→ **Written instruction**
In the data below, find every line that has the string "الخطأ", and copy it.

→ **Dataset rows**
____
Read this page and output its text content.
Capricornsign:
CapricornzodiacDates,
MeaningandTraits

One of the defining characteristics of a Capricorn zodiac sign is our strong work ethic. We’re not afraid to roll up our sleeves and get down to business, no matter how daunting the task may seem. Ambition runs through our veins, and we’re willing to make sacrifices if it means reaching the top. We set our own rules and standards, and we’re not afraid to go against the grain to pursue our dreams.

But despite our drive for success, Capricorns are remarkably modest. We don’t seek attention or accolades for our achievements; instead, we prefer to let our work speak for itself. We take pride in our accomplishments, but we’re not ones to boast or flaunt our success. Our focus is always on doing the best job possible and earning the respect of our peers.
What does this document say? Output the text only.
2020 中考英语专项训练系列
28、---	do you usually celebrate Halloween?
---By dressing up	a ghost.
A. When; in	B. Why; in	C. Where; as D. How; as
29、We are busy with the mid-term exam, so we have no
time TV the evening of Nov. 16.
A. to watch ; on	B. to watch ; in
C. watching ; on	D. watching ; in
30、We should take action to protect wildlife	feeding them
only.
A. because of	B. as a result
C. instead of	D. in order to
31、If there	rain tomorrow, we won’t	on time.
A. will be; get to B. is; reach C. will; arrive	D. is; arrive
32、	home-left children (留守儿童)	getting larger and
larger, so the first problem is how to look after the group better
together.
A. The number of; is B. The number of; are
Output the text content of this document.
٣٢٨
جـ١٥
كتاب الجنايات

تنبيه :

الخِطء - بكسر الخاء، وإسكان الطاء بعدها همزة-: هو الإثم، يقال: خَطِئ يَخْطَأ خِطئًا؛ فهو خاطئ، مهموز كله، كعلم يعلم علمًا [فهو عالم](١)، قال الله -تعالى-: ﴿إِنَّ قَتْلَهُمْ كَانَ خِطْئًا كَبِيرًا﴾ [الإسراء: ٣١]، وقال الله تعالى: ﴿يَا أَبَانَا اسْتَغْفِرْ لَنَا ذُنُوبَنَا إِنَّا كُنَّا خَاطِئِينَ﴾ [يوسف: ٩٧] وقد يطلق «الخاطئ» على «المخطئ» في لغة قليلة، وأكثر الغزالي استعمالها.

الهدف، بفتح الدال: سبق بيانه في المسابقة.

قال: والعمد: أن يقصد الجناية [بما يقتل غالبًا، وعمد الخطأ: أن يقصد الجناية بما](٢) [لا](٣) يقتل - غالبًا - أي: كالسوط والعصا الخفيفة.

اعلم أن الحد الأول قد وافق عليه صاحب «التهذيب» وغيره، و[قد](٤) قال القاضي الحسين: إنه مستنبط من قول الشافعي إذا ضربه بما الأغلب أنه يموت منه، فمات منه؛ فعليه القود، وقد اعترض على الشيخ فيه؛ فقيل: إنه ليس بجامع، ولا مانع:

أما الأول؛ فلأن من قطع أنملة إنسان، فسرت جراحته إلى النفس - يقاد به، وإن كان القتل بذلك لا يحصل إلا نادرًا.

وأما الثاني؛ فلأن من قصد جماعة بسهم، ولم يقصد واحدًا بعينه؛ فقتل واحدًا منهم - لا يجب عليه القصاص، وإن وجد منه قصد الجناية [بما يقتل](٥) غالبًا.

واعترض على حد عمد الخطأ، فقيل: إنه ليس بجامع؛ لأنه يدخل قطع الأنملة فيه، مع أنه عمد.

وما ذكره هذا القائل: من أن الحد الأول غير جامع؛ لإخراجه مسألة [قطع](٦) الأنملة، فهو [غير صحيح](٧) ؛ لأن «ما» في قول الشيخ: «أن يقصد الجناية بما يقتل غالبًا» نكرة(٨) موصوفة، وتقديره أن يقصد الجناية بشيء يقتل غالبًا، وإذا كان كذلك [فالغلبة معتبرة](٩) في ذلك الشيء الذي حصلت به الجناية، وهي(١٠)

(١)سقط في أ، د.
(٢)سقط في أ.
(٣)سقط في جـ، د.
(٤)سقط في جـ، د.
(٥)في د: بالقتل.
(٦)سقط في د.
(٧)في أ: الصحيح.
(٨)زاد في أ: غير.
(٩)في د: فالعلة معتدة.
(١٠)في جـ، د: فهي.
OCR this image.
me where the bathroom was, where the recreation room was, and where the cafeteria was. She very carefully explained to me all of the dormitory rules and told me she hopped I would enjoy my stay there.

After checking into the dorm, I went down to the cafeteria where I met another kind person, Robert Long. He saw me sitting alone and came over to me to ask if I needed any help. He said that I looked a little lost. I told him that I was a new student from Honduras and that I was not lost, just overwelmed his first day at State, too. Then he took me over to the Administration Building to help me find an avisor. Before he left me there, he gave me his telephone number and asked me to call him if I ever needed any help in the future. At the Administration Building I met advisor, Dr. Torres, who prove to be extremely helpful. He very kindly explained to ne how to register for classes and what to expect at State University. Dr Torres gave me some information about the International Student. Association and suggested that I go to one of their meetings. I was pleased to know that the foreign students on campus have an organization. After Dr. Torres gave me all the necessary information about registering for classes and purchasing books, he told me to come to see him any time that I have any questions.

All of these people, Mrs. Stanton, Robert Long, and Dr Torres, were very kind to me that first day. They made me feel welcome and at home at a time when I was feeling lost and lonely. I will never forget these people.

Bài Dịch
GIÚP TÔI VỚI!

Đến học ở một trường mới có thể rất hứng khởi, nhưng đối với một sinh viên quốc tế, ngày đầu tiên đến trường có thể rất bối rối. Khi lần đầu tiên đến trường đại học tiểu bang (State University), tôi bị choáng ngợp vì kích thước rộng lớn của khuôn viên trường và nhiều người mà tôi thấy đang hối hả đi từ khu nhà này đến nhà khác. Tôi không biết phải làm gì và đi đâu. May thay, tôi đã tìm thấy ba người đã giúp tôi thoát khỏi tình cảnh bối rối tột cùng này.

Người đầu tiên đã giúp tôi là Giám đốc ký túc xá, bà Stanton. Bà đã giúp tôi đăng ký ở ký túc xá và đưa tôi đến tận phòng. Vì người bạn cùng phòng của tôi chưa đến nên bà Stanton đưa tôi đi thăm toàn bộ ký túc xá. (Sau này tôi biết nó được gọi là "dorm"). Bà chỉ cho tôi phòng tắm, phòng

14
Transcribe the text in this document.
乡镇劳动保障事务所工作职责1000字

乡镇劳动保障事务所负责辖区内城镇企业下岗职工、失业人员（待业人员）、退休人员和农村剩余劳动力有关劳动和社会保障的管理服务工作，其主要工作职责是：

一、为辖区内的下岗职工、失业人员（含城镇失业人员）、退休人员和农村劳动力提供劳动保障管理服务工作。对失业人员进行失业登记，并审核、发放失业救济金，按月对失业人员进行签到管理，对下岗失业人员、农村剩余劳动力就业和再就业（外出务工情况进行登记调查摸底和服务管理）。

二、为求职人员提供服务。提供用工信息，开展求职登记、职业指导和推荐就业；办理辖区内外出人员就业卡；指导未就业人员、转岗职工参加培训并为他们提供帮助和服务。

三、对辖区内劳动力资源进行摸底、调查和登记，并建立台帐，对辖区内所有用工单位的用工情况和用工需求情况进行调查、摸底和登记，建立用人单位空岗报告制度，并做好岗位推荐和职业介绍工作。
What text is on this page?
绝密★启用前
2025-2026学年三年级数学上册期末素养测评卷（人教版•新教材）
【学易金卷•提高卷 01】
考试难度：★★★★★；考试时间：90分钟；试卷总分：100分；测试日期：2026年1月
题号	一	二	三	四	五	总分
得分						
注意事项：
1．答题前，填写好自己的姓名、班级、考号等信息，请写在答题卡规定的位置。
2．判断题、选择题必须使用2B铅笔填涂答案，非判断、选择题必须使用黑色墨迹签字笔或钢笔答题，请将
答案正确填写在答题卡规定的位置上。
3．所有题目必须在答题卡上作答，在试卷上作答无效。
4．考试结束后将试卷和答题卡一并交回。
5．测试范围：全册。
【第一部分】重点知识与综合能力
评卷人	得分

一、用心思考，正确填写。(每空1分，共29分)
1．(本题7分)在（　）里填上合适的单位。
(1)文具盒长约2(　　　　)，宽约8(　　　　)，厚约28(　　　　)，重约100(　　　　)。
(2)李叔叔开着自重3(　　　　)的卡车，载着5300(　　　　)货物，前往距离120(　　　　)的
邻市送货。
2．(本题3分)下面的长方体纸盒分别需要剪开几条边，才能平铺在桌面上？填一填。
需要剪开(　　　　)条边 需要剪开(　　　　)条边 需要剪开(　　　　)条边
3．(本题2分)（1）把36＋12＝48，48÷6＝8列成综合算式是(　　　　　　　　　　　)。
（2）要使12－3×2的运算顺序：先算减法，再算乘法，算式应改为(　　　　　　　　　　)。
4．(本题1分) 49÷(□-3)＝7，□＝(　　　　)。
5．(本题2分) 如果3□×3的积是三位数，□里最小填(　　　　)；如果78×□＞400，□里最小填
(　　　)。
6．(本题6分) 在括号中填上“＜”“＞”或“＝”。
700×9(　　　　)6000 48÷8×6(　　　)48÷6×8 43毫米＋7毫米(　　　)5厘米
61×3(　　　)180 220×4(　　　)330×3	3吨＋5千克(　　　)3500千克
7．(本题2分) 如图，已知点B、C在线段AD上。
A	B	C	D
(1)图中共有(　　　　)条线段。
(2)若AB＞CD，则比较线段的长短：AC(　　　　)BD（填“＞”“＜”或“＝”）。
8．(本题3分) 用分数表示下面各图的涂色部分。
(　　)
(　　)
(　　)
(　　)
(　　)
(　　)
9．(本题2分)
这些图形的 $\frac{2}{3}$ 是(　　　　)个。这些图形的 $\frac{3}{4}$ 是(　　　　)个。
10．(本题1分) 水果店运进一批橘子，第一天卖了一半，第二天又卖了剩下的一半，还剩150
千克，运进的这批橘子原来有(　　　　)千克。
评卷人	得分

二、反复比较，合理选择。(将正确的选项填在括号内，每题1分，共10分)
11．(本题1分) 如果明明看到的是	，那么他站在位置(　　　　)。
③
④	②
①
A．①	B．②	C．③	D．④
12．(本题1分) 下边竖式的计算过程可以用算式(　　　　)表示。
____
→ **Task response**
قال: والعمد: أن يقصد الجناية [بما يقتل غالبًا، وعمد الخطأ: أن يقصد الجناية بما](٢) [لا](٣) يقتل - غالبًا - أي: كالسوط والعصا الخفيفة.
واعترض على حد عمد الخطأ، فقيل: إنه ليس بجامع؛ لأنه يدخل قطع الأنملة فيه، مع أنه عمد.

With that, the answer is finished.